[Start]
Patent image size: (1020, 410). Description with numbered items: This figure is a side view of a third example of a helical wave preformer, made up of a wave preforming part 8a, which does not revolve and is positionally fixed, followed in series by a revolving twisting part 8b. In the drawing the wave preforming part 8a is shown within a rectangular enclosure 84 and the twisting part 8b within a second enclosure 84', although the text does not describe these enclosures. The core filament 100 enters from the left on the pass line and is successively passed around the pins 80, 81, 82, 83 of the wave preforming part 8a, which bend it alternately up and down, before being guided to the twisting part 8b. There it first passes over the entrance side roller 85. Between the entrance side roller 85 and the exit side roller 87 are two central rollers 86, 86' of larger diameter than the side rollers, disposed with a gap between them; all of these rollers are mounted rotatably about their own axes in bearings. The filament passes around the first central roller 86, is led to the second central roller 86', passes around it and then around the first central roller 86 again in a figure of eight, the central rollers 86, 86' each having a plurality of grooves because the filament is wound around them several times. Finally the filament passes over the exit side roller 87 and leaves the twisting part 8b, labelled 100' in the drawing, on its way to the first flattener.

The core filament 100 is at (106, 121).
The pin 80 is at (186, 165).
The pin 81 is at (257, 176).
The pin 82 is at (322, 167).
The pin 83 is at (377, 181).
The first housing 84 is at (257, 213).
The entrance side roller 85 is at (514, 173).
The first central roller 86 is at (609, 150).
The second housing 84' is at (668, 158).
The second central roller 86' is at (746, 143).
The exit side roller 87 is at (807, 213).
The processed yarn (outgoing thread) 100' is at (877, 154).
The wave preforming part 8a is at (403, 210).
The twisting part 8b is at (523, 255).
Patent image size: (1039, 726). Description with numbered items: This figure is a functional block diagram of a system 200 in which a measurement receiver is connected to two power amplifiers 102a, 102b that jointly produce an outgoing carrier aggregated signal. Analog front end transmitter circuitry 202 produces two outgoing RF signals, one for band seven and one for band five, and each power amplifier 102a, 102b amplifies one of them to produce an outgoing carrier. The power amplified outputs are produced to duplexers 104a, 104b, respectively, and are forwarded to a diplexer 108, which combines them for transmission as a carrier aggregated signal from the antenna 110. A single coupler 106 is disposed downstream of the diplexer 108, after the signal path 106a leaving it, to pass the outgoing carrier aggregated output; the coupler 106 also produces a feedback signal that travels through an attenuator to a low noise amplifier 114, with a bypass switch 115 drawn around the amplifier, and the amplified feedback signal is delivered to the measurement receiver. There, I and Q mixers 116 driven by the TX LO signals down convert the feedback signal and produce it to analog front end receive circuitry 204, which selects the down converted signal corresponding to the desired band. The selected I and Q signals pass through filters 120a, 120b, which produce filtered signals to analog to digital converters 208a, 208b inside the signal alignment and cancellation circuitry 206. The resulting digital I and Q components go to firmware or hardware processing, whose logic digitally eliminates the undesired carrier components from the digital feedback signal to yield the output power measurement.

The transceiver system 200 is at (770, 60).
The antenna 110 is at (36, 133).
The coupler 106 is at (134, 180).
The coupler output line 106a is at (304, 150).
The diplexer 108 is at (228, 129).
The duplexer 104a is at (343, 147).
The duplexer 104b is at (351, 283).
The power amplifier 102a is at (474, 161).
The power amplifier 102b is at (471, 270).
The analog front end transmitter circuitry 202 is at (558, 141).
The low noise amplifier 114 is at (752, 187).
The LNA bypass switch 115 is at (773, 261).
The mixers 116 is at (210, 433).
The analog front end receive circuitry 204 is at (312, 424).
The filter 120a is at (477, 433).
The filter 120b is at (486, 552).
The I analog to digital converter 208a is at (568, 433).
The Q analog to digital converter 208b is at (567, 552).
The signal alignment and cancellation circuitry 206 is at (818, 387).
[End]
▸ **Requirements**: Please tally the lines in the items above that contain the word "roller" and give only the number.

▸ **Output**: 5